### The problem:
Determine how many lines in the data below contain "Older" and write only that number.

*** Extracted information

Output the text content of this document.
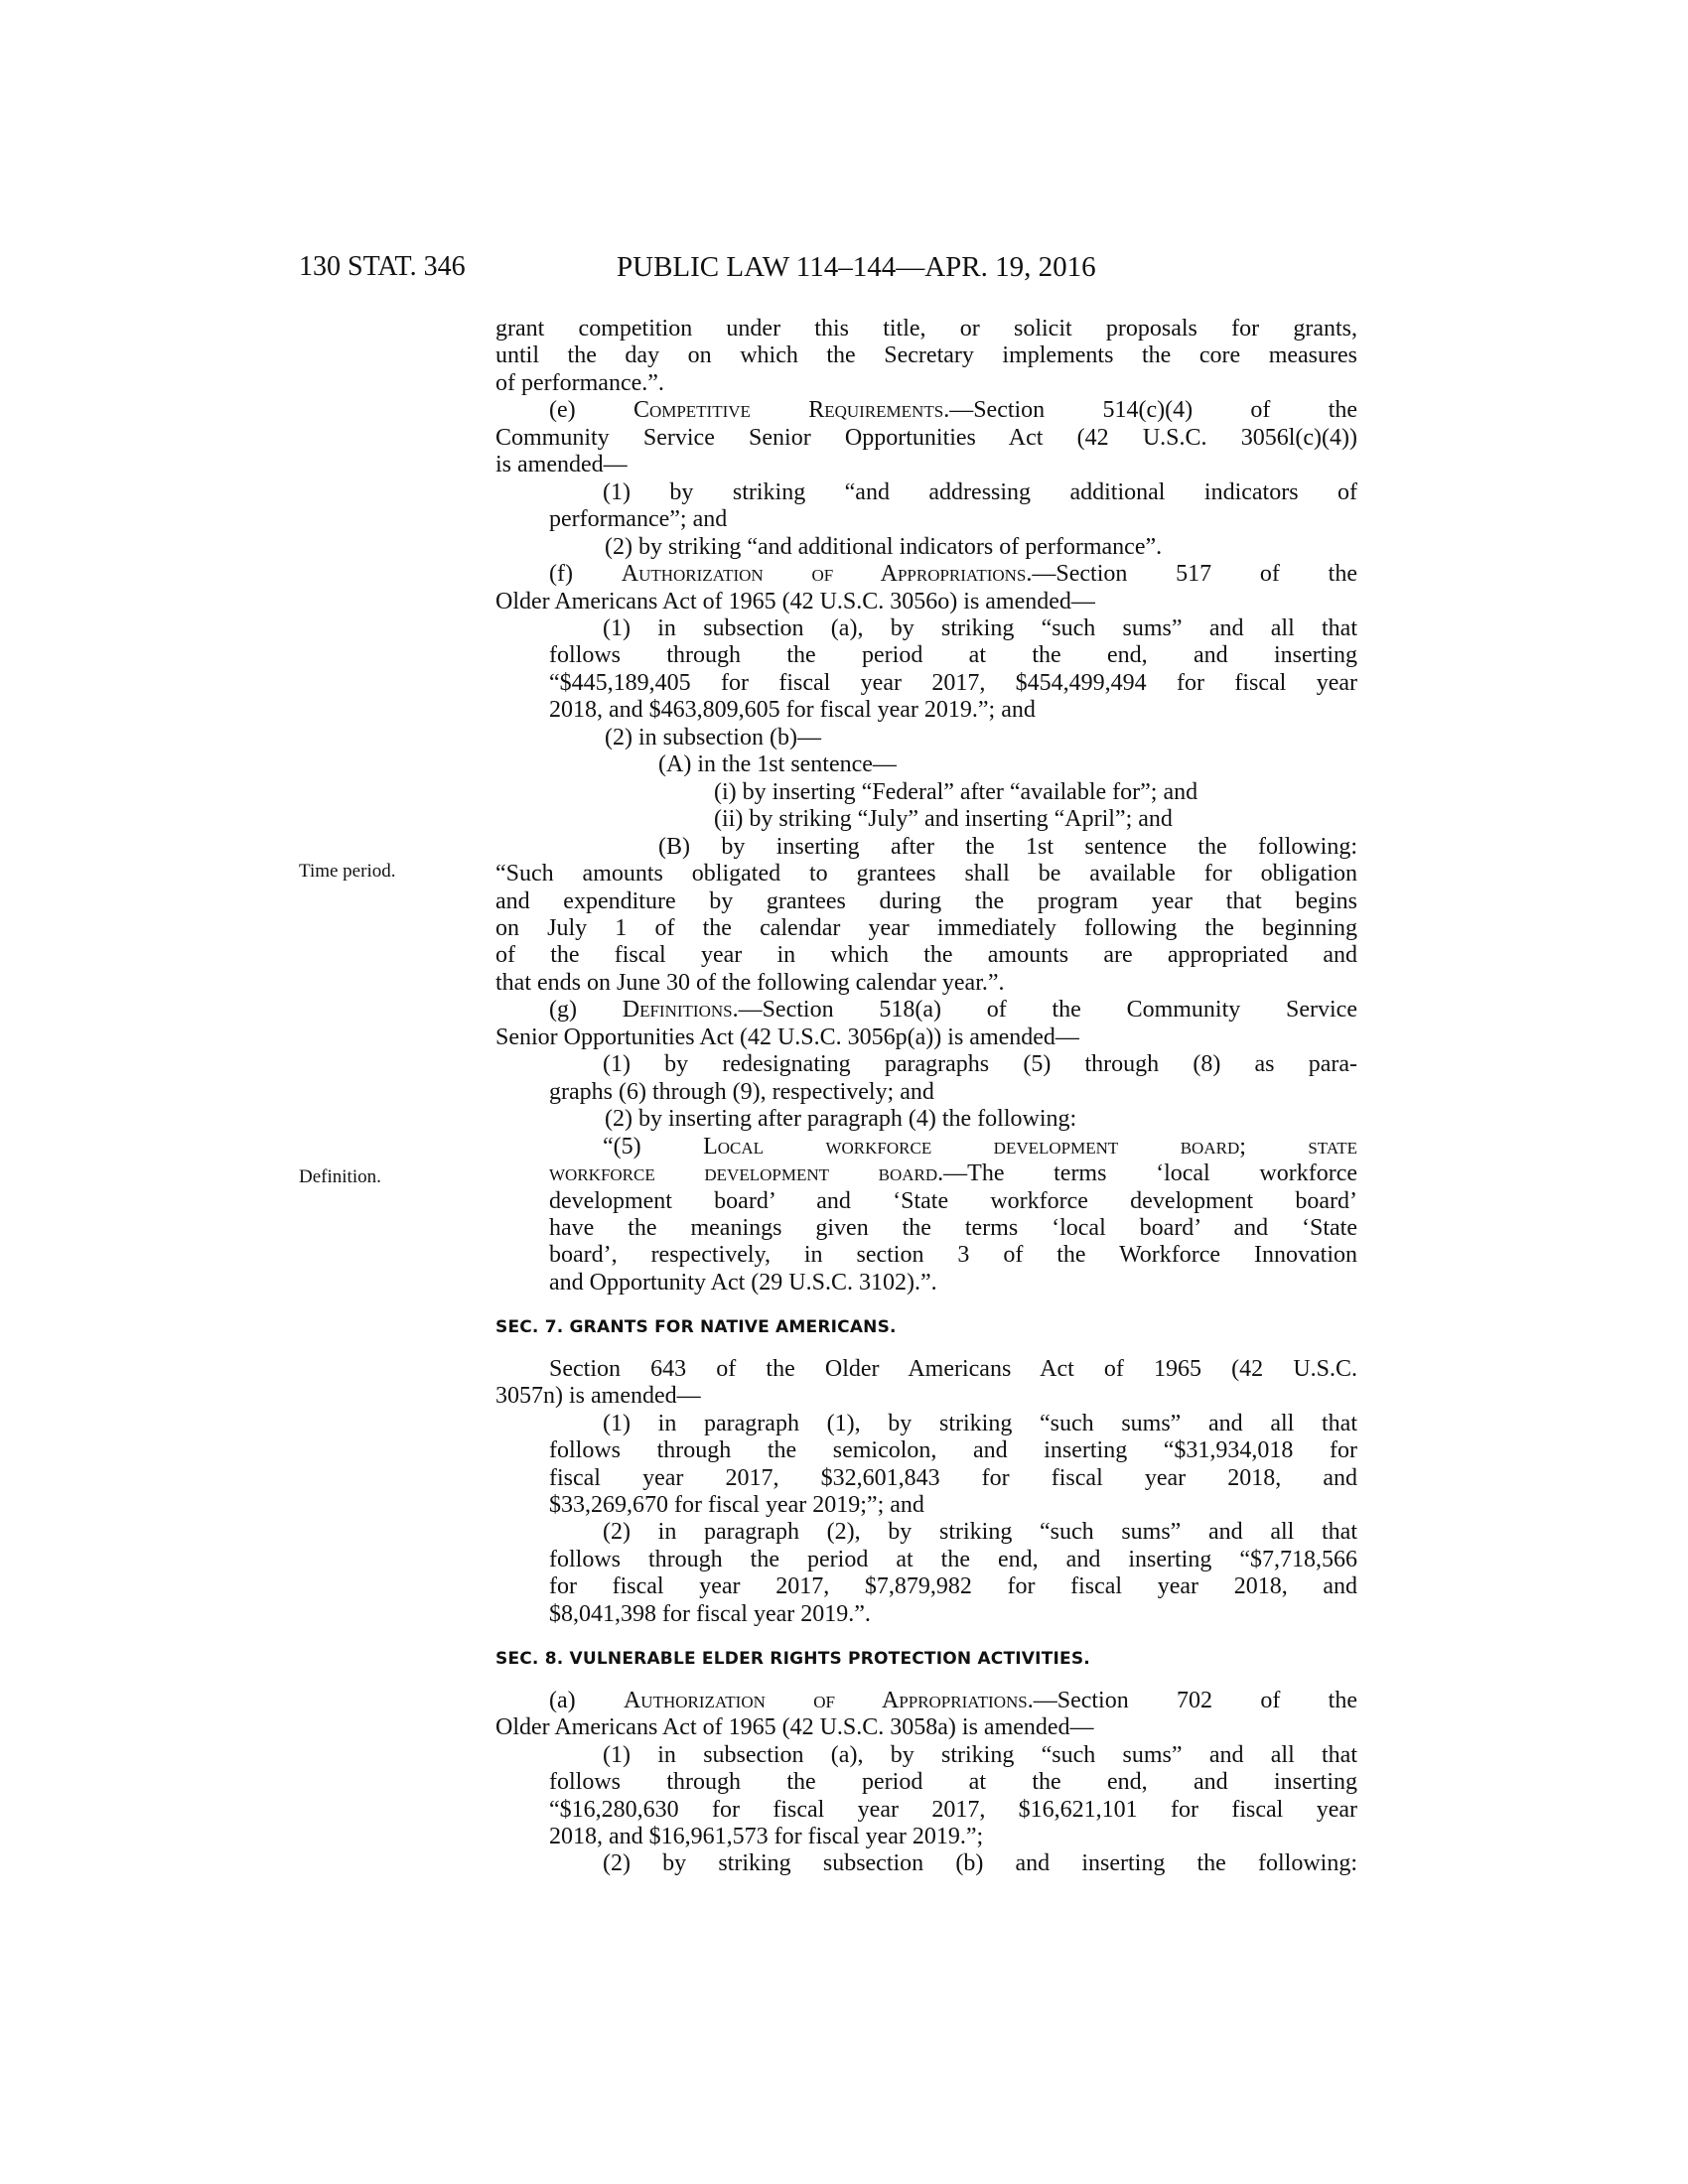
130 STAT. 346	PUBLIC LAW 114–144—APR. 19, 2016
Time period.
Definition.

grant competition under this title, or solicit proposals for grants,

until the day on which the Secretary implements the core measures

of performance.”.

(e) Competitive Requirements.—Section 514(c)(4) of the

Community Service Senior Opportunities Act (42 U.S.C. 3056l(c)(4))

is amended—

(1) by striking “and addressing additional indicators of

performance”; and

(2) by striking “and additional indicators of performance”.

(f) Authorization of Appropriations.—Section 517 of the

Older Americans Act of 1965 (42 U.S.C. 3056o) is amended—

(1) in subsection (a), by striking “such sums” and all that

follows through the period at the end, and inserting

“$445,189,405 for fiscal year 2017, $454,499,494 for fiscal year

2018, and $463,809,605 for fiscal year 2019.”; and

(2) in subsection (b)—

(A) in the 1st sentence—

(i) by inserting “Federal” after “available for”; and

(ii) by striking “July” and inserting “April”; and

(B) by inserting after the 1st sentence the following:

“Such amounts obligated to grantees shall be available for obligation

and expenditure by grantees during the program year that begins

on July 1 of the calendar year immediately following the beginning

of the fiscal year in which the amounts are appropriated and

that ends on June 30 of the following calendar year.”.

(g) Definitions.—Section 518(a) of the Community Service

Senior Opportunities Act (42 U.S.C. 3056p(a)) is amended—

(1) by redesignating paragraphs (5) through (8) as para-

graphs (6) through (9), respectively; and

(2) by inserting after paragraph (4) the following:

“(5) Local workforce development board; state

workforce development board.—The terms ‘local workforce

development board’ and ‘State workforce development board’

have the meanings given the terms ‘local board’ and ‘State

board’, respectively, in section 3 of the Workforce Innovation

and Opportunity Act (29 U.S.C. 3102).”.

SEC. 7. GRANTS FOR NATIVE AMERICANS.

Section 643 of the Older Americans Act of 1965 (42 U.S.C.

3057n) is amended—

(1) in paragraph (1), by striking “such sums” and all that

follows through the semicolon, and inserting “$31,934,018 for

fiscal year 2017, $32,601,843 for fiscal year 2018, and

$33,269,670 for fiscal year 2019;”; and

(2) in paragraph (2), by striking “such sums” and all that

follows through the period at the end, and inserting “$7,718,566

for fiscal year 2017, $7,879,982 for fiscal year 2018, and

$8,041,398 for fiscal year 2019.”.

SEC. 8. VULNERABLE ELDER RIGHTS PROTECTION ACTIVITIES.

(a) Authorization of Appropriations.—Section 702 of the

Older Americans Act of 1965 (42 U.S.C. 3058a) is amended—

(1) in subsection (a), by striking “such sums” and all that

follows through the period at the end, and inserting

“$16,280,630 for fiscal year 2017, $16,621,101 for fiscal year

2018, and $16,961,573 for fiscal year 2019.”;

(2) by striking subsection (b) and inserting the following:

******

### The output:
3